## Goal
Could you transcribe the material below exactly, without leaving out a single line?

________________________________________

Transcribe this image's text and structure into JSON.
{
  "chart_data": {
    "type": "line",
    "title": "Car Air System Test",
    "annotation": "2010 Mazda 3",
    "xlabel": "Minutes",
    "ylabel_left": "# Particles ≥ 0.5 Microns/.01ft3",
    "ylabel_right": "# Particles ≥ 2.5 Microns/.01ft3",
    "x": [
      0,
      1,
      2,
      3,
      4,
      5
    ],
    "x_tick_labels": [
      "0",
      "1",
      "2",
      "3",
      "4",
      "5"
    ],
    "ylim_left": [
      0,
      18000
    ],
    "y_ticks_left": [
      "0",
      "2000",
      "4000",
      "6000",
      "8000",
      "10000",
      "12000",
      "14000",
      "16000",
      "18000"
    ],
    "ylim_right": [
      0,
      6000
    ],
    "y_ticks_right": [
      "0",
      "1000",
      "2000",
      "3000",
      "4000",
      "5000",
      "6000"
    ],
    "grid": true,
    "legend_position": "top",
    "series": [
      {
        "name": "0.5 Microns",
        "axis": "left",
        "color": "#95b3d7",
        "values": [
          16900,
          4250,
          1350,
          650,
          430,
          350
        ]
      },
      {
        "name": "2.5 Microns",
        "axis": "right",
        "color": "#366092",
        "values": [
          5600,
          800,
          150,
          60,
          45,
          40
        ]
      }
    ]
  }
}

________________________________________

## Solution to this task
Transcribe this image's text and structure into JSON.
{
  "chart_data": {
    "type": "line",
    "title": "Car Air System Test",
    "annotation": "2010 Mazda 3",
    "xlabel": "Minutes",
    "ylabel_left": "# Particles ≥ 0.5 Microns/.01ft3",
    "ylabel_right": "# Particles ≥ 2.5 Microns/.01ft3",
    "x": [
      0,
      1,
      2,
      3,
      4,
      5
    ],
    "x_tick_labels": [
      "0",
      "1",
      "2",
      "3",
      "4",
      "5"
    ],
    "ylim_left": [
      0,
      18000
    ],
    "y_ticks_left": [
      "0",
      "2000",
      "4000",
      "6000",
      "8000",
      "10000",
      "12000",
      "14000",
      "16000",
      "18000"
    ],
    "ylim_right": [
      0,
      6000
    ],
    "y_ticks_right": [
      "0",
      "1000",
      "2000",
      "3000",
      "4000",
      "5000",
      "6000"
    ],
    "grid": true,
    "legend_position": "top",
    "series": [
      {
        "name": "0.5 Microns",
        "axis": "left",
        "color": "#95b3d7",
        "values": [
          16900,
          4250,
          1350,
          650,
          430,
          350
        ]
      },
      {
        "name": "2.5 Microns",
        "axis": "right",
        "color": "#366092",
        "values": [
          5600,
          800,
          150,
          60,
          45,
          40
        ]
      }
    ]
  }
}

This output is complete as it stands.